Exercise data:
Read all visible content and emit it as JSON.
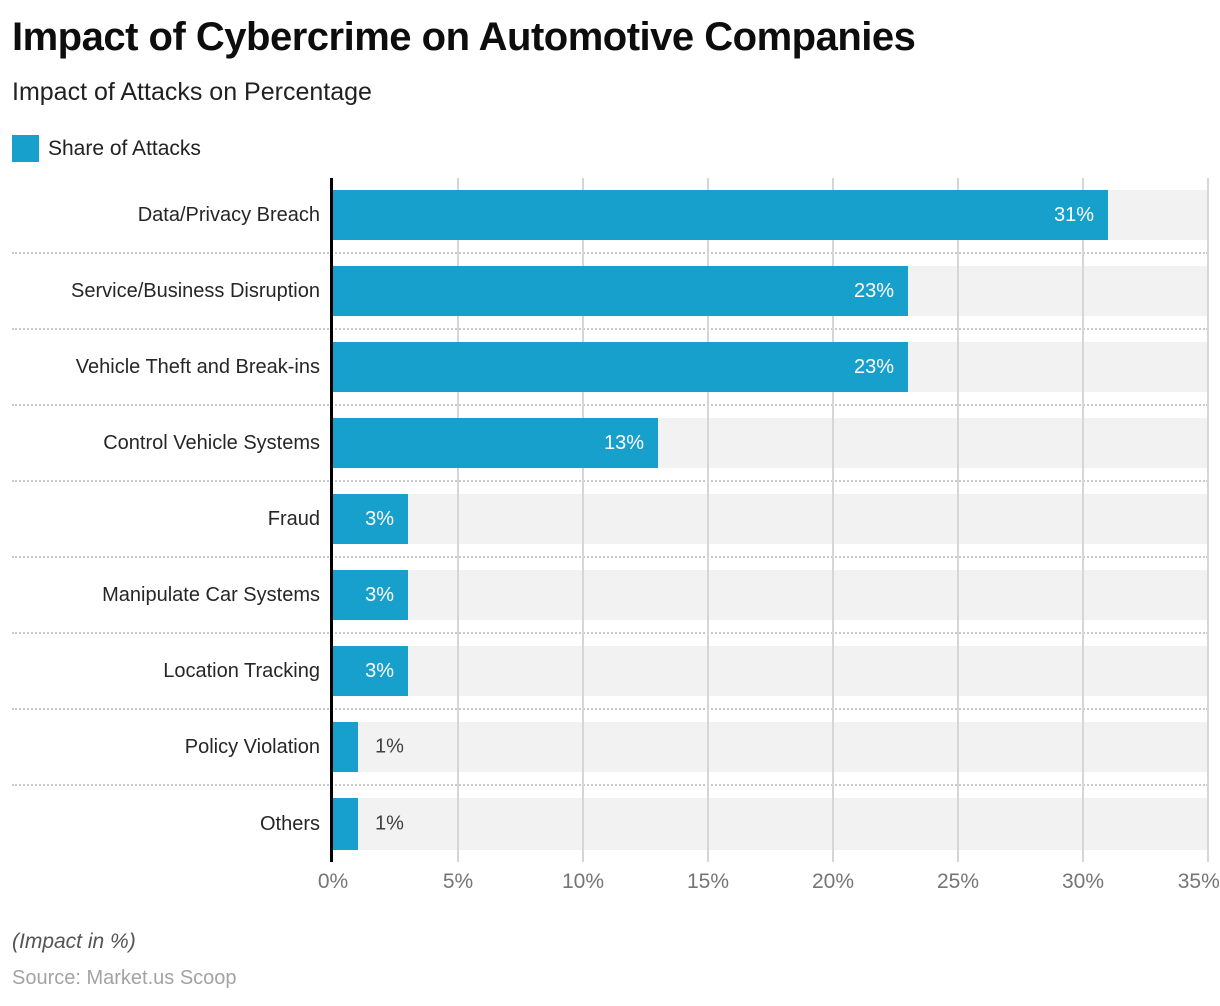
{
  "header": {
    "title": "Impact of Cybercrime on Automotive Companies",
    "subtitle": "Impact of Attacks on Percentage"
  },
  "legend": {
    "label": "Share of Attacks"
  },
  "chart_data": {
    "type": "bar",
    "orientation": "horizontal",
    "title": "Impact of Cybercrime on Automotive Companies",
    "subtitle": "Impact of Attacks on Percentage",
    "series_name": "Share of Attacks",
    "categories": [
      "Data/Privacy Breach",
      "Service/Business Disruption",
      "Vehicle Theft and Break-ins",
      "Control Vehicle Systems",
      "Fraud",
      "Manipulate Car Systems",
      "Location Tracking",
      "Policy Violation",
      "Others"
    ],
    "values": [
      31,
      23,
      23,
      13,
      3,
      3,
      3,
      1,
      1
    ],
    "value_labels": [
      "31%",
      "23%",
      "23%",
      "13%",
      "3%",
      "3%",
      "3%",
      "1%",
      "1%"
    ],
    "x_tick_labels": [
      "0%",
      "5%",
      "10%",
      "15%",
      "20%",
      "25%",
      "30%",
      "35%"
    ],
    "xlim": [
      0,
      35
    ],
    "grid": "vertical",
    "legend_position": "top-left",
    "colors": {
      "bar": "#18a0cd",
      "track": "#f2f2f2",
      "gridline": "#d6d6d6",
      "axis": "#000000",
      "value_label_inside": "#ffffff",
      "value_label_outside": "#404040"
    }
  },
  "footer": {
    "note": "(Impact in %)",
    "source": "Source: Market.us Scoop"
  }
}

Exercise task: Locate the string "Systems" in the listing above and copy every line where it occurs.

Reply:
      "Control Vehicle Systems",
      "Manipulate Car Systems",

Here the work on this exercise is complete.